**Problem requirements:** Copy everything in the listing below word for word, apart from any images.

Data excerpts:
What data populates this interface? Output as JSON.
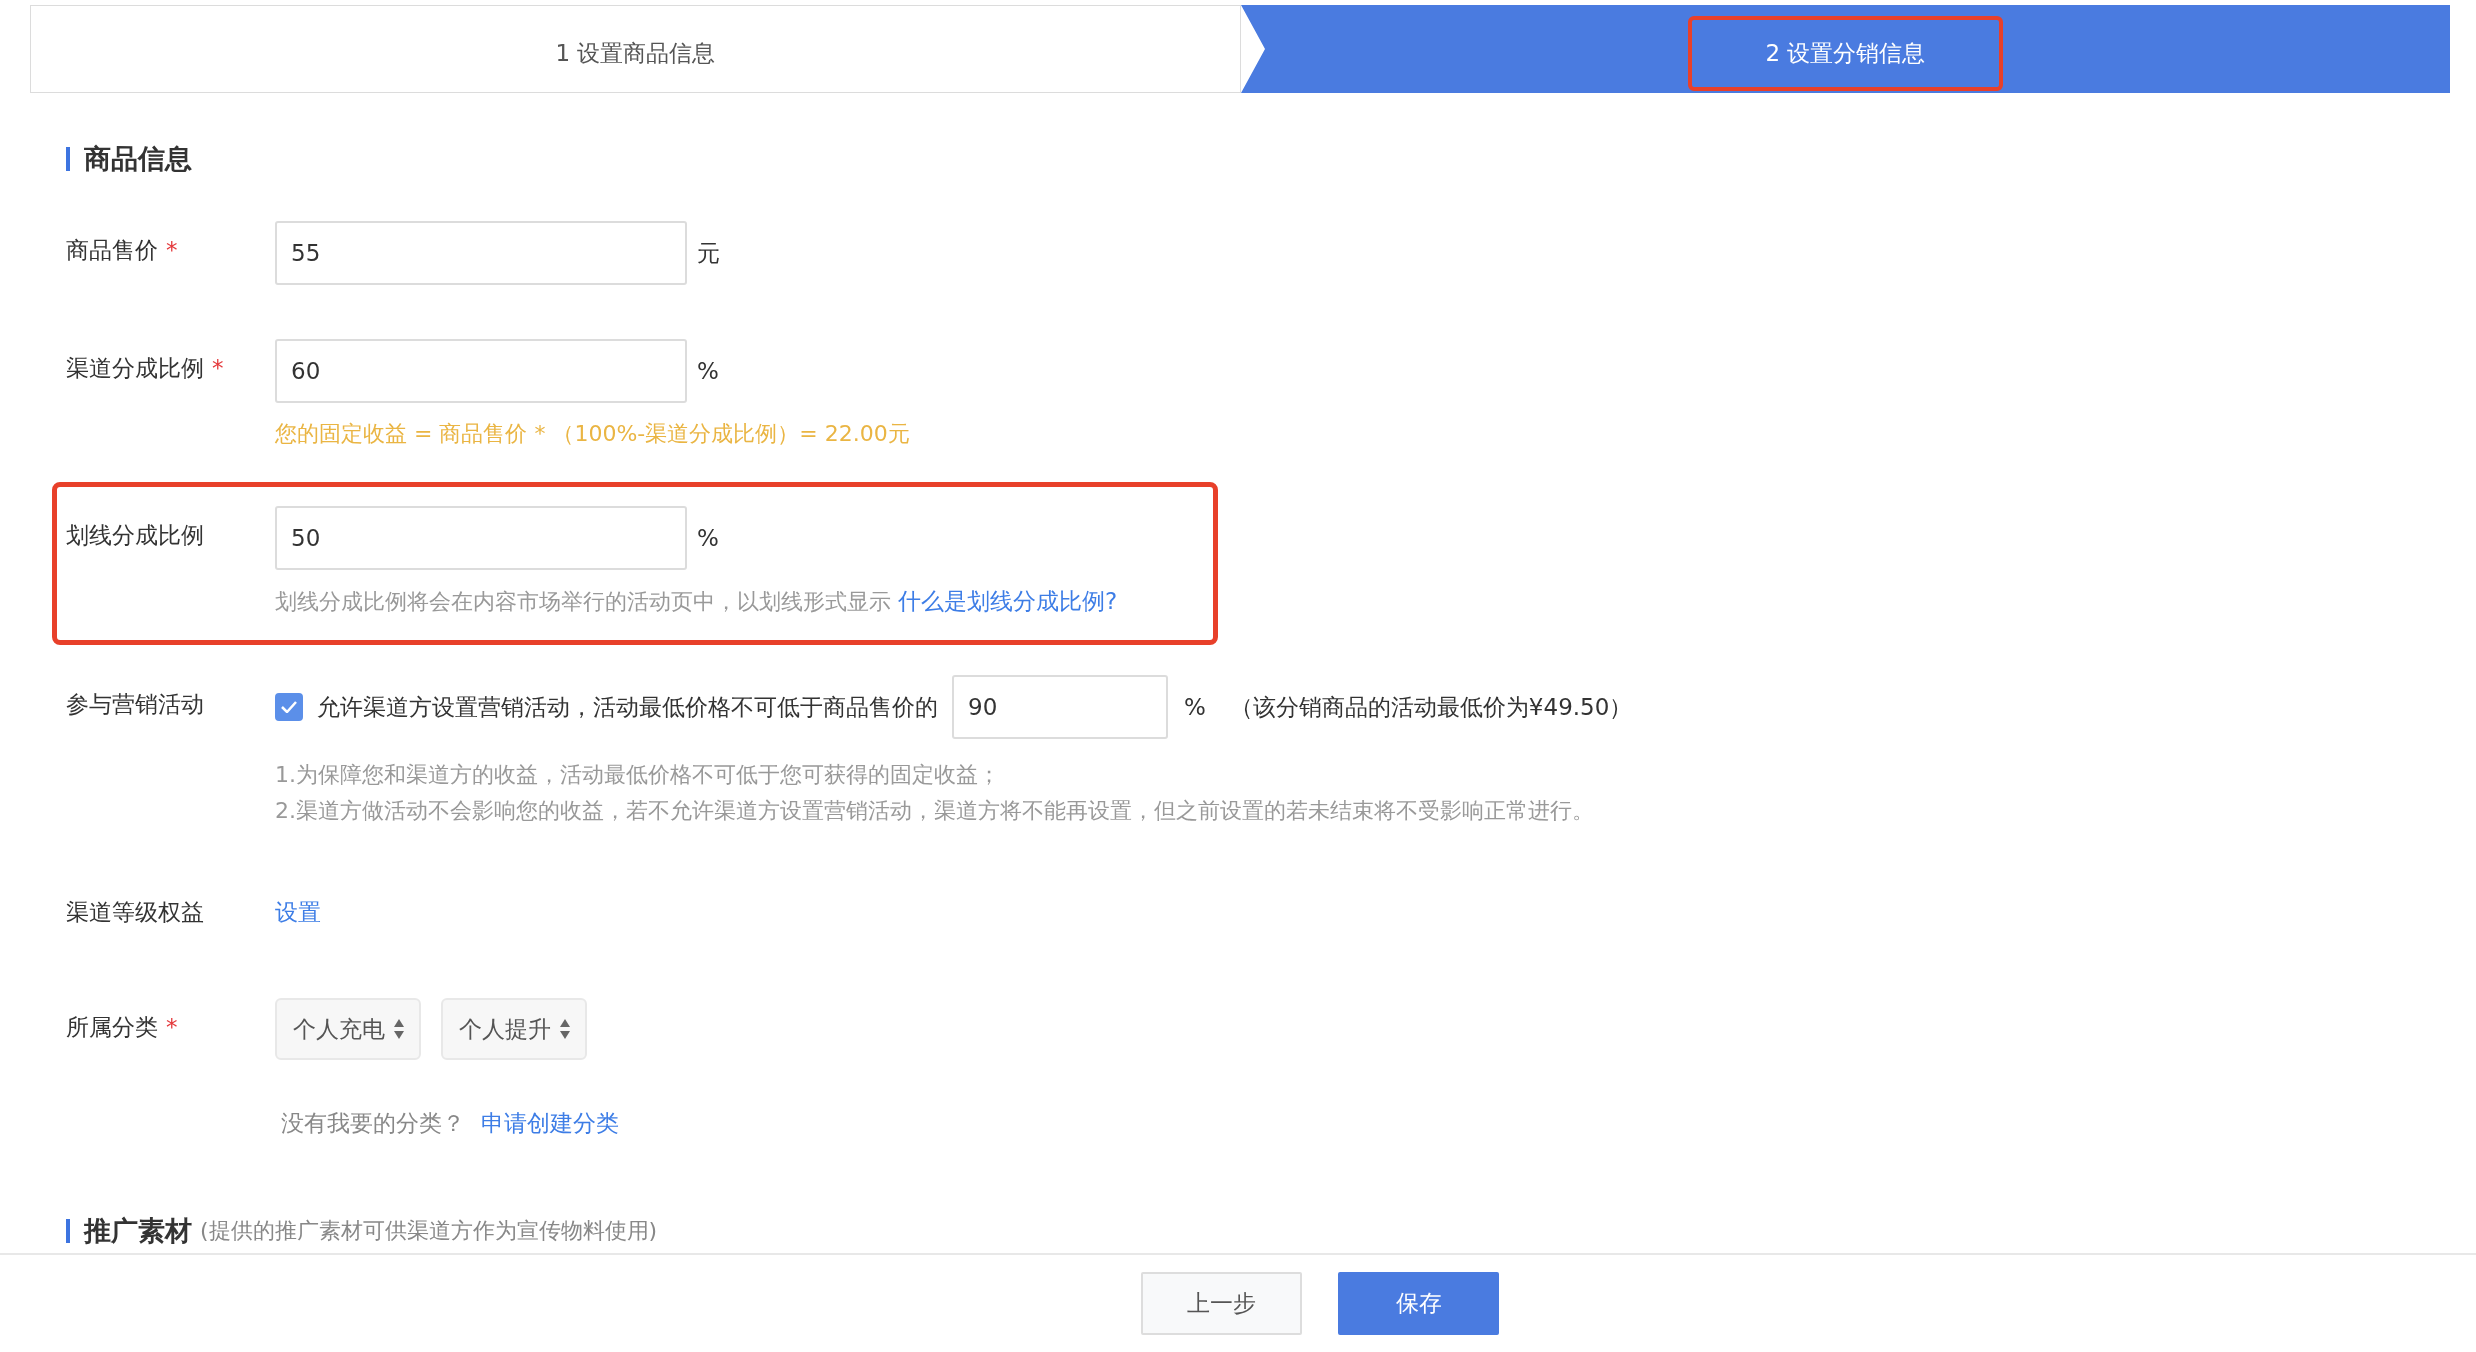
{
  "steps": [
    {
      "label": "1 设置商品信息",
      "selected": false,
      "highlighted": false
    },
    {
      "label": "2 设置分销信息",
      "selected": true,
      "highlighted": true
    }
  ],
  "section_title": "商品信息",
  "fields": [
    {
      "kind": "input",
      "label": "商品售价",
      "required_mark": "*",
      "value": "55",
      "unit": "元"
    },
    {
      "kind": "input",
      "label": "渠道分成比例",
      "required_mark": "*",
      "value": "60",
      "unit": "%",
      "hint": "您的固定收益 = 商品售价 * （100%-渠道分成比例）= 22.00元",
      "warning": true
    },
    {
      "kind": "input",
      "label": "划线分成比例",
      "value": "50",
      "unit": "%",
      "hint": "划线分成比例将会在内容市场举行的活动页中，以划线形式显示",
      "warning": false,
      "link": "什么是划线分成比例?",
      "highlighted": true
    },
    {
      "kind": "checkbox",
      "label": "参与营销活动",
      "checked": true,
      "text": "允许渠道方设置营销活动，活动最低价格不可低于商品售价的",
      "value": "90",
      "unit": "%",
      "note": "（该分销商品的活动最低价为¥49.50）",
      "notes": [
        "1.为保障您和渠道方的收益，活动最低价格不可低于您可获得的固定收益；",
        "2.渠道方做活动不会影响您的收益，若不允许渠道方设置营销活动，渠道方将不能再设置，但之前设置的若未结束将不受影响正常进行。"
      ]
    },
    {
      "kind": "link",
      "label": "渠道等级权益",
      "link": "设置"
    },
    {
      "kind": "selects",
      "label": "所属分类",
      "required_mark": "*",
      "options": [
        "个人充电",
        "个人提升"
      ],
      "helper": "没有我要的分类？",
      "link": "申请创建分类"
    }
  ],
  "next_section": {
    "title": "推广素材",
    "subtitle": "(提供的推广素材可供渠道方作为宣传物料使用)"
  },
  "buttons": [
    {
      "label": "上一步",
      "primary": false
    },
    {
      "label": "保存",
      "primary": true
    }
  ]
}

**Task output:**
What data populates this interface? Output as JSON.
{
  "steps": [
    {
      "label": "1 设置商品信息",
      "selected": false,
      "highlighted": false
    },
    {
      "label": "2 设置分销信息",
      "selected": true,
      "highlighted": true
    }
  ],
  "section_title": "商品信息",
  "fields": [
    {
      "kind": "input",
      "label": "商品售价",
      "required_mark": "*",
      "value": "55",
      "unit": "元"
    },
    {
      "kind": "input",
      "label": "渠道分成比例",
      "required_mark": "*",
      "value": "60",
      "unit": "%",
      "hint": "您的固定收益 = 商品售价 * （100%-渠道分成比例）= 22.00元",
      "warning": true
    },
    {
      "kind": "input",
      "label": "划线分成比例",
      "value": "50",
      "unit": "%",
      "hint": "划线分成比例将会在内容市场举行的活动页中，以划线形式显示",
      "warning": false,
      "link": "什么是划线分成比例?",
      "highlighted": true
    },
    {
      "kind": "checkbox",
      "label": "参与营销活动",
      "checked": true,
      "text": "允许渠道方设置营销活动，活动最低价格不可低于商品售价的",
      "value": "90",
      "unit": "%",
      "note": "（该分销商品的活动最低价为¥49.50）",
      "notes": [
        "1.为保障您和渠道方的收益，活动最低价格不可低于您可获得的固定收益；",
        "2.渠道方做活动不会影响您的收益，若不允许渠道方设置营销活动，渠道方将不能再设置，但之前设置的若未结束将不受影响正常进行。"
      ]
    },
    {
      "kind": "link",
      "label": "渠道等级权益",
      "link": "设置"
    },
    {
      "kind": "selects",
      "label": "所属分类",
      "required_mark": "*",
      "options": [
        "个人充电",
        "个人提升"
      ],
      "helper": "没有我要的分类？",
      "link": "申请创建分类"
    }
  ],
  "next_section": {
    "title": "推广素材",
    "subtitle": "(提供的推广素材可供渠道方作为宣传物料使用)"
  },
  "buttons": [
    {
      "label": "上一步",
      "primary": false
    },
    {
      "label": "保存",
      "primary": true
    }
  ]
}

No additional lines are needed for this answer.